GIVEN PROBLEM: Copy out each line in the material below that has the word "following".
start PROVIDED DATA
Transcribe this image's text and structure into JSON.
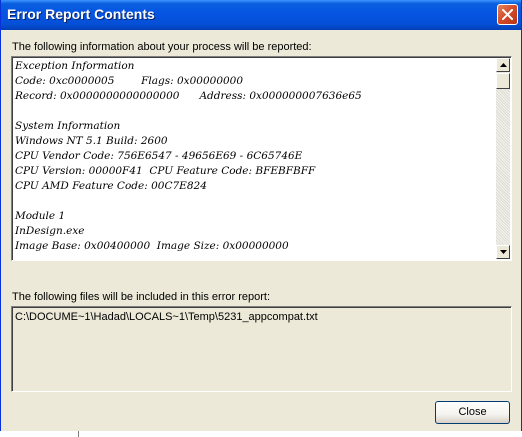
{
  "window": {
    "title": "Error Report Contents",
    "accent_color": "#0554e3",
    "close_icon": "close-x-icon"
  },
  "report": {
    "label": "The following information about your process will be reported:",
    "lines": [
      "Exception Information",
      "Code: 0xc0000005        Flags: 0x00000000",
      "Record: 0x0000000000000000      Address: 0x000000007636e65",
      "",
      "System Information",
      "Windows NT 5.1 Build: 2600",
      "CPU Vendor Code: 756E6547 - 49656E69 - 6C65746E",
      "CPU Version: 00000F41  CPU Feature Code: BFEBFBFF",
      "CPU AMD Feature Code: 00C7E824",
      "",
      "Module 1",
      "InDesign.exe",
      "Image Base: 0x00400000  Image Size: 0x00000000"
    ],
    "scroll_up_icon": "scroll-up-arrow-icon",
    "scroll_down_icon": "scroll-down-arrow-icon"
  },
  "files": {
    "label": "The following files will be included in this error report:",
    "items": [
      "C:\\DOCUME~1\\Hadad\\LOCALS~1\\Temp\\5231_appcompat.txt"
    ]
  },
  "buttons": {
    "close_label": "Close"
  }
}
end PROVIDED DATA
EXERCISE SOLUTION:
    "label": "The following information about your process will be reported:",
    "label": "The following files will be included in this error report:",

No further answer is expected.